(Task goal):
Lift out all lines below that contain "JSON".

══ Input material

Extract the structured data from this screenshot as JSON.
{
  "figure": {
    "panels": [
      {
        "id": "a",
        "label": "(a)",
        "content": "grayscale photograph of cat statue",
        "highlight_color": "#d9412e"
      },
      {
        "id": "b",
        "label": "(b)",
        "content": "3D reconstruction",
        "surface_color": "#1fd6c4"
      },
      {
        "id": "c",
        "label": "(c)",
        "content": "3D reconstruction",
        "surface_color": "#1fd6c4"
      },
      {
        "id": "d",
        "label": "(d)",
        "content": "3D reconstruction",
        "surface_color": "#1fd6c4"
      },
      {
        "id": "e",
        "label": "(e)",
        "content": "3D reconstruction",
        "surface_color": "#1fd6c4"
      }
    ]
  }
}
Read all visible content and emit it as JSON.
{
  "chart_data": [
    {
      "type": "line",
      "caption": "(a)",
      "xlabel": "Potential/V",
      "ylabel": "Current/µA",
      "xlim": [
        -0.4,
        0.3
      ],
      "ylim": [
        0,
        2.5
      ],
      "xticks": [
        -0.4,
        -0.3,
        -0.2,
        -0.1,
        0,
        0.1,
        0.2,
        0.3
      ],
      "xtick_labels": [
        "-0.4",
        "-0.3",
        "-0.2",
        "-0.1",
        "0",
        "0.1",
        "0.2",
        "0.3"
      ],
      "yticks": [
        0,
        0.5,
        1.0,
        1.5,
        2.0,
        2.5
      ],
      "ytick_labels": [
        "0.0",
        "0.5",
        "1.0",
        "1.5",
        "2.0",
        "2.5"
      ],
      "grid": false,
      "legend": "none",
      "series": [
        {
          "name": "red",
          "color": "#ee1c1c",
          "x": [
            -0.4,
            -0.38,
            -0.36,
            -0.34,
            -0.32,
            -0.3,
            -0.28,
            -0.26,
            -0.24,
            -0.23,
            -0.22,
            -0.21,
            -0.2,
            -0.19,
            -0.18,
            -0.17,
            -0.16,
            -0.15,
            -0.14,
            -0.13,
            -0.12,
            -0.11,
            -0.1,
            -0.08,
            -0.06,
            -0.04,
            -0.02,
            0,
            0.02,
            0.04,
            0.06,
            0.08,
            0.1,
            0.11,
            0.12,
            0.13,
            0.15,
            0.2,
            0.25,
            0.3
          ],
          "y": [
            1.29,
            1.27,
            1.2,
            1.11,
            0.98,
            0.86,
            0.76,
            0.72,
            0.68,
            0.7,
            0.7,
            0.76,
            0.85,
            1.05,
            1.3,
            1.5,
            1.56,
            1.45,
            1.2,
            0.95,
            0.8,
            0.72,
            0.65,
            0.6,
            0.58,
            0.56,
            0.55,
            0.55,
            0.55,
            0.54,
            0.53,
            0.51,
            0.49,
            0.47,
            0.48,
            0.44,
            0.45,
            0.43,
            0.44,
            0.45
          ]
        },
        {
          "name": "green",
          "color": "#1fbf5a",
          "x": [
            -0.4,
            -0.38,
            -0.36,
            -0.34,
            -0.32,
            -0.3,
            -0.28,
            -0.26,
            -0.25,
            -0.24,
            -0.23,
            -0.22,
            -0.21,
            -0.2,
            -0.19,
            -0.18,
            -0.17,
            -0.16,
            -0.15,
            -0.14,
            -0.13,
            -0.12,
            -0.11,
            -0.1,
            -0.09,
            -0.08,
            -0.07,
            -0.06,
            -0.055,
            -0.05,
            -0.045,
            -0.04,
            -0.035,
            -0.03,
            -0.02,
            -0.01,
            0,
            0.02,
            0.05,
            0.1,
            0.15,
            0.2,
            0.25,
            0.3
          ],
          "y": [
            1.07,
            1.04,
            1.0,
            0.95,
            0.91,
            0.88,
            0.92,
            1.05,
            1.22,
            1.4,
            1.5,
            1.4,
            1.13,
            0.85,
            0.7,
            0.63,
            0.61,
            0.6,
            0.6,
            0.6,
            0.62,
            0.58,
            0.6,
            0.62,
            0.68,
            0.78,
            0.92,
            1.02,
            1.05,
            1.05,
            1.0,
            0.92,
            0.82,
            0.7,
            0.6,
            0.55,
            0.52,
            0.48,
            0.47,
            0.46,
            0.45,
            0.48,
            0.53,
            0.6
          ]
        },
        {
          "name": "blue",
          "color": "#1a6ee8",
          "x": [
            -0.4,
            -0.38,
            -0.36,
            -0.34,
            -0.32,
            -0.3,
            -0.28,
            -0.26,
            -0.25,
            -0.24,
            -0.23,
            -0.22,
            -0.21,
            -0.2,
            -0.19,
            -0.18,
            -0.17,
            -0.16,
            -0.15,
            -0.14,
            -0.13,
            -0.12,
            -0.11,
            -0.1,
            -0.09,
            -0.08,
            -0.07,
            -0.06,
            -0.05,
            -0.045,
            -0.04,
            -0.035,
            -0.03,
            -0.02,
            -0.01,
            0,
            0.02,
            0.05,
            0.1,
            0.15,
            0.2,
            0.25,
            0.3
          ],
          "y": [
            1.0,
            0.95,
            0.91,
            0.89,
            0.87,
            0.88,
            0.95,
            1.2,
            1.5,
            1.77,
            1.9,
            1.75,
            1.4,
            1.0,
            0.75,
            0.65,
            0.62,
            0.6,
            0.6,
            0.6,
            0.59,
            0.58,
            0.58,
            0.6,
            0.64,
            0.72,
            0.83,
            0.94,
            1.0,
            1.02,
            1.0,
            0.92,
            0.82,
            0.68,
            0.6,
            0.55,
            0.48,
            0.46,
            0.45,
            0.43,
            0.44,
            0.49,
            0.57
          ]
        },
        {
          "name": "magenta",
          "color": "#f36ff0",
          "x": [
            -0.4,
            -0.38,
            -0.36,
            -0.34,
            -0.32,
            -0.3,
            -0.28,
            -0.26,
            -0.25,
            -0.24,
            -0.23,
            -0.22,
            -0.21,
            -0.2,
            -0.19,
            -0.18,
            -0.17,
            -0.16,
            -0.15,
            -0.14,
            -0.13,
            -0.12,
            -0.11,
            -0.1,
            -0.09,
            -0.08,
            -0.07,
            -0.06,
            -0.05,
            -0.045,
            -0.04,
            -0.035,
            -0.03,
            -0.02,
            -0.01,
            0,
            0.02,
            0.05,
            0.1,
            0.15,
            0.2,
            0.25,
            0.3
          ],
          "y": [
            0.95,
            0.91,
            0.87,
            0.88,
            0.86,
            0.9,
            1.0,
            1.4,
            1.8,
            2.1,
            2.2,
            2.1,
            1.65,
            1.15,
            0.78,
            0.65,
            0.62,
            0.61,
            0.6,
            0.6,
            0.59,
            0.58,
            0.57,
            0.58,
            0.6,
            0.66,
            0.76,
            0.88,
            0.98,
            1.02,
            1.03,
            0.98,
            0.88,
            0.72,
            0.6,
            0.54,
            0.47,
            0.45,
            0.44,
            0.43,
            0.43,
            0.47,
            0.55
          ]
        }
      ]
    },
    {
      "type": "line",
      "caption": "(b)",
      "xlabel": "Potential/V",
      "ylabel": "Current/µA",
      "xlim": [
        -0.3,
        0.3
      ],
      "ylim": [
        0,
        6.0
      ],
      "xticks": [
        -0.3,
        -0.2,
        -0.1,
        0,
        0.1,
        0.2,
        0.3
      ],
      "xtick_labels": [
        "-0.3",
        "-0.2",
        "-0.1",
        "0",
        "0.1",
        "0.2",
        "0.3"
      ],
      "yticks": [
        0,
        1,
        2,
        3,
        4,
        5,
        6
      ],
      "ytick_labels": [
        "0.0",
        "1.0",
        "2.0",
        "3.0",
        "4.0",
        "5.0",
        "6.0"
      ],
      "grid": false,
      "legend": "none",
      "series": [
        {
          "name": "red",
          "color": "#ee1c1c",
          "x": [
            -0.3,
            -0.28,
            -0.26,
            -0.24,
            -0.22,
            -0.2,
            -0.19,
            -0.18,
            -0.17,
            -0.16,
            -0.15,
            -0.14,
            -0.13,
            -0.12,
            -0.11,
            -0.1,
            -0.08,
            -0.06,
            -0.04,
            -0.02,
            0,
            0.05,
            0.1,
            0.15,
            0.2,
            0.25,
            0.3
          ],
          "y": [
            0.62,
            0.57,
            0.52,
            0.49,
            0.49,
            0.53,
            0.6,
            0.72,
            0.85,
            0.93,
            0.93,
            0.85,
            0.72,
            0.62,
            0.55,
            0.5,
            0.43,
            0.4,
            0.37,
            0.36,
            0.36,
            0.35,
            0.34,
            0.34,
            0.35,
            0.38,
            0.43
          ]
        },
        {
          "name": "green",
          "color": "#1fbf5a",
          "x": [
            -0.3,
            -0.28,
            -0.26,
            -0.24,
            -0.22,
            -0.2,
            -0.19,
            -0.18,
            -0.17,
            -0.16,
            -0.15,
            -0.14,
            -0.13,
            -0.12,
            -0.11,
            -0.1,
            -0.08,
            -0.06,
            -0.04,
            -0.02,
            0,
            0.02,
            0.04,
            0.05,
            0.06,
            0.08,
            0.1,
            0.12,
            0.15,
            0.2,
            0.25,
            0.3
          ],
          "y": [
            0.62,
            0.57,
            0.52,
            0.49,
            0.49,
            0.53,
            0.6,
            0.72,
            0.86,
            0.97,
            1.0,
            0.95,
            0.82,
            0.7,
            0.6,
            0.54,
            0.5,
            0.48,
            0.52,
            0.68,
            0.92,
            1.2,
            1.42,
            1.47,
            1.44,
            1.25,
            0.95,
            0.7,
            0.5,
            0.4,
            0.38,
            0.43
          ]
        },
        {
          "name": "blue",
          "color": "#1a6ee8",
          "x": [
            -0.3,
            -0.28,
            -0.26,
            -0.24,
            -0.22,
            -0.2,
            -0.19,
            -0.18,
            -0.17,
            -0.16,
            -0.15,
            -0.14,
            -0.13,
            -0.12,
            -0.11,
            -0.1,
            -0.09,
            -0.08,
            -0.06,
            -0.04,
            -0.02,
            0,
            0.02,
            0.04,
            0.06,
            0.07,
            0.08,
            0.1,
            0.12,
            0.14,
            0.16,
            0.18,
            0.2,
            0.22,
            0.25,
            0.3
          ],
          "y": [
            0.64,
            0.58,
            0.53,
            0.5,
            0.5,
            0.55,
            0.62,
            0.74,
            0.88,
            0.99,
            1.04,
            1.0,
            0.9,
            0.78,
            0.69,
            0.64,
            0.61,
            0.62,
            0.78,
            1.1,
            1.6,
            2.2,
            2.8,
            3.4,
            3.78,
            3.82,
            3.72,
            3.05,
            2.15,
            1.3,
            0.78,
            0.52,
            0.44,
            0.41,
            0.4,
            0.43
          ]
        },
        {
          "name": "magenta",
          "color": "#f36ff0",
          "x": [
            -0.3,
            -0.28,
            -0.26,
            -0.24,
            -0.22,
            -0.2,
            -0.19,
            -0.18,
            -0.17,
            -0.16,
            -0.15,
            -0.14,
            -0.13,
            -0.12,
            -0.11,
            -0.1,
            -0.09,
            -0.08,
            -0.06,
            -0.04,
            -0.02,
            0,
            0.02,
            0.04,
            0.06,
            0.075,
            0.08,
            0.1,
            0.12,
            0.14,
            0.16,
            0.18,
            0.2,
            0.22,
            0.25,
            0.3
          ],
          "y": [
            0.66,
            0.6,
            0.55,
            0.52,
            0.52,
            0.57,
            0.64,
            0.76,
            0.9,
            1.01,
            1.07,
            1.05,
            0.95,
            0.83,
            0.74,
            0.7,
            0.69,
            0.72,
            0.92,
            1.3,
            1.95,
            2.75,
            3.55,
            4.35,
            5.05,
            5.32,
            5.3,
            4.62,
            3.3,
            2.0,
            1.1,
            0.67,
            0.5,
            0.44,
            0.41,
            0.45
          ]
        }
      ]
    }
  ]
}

════

(Completed exercise):
Extract the structured data from this screenshot as JSON.
Read all visible content and emit it as JSON.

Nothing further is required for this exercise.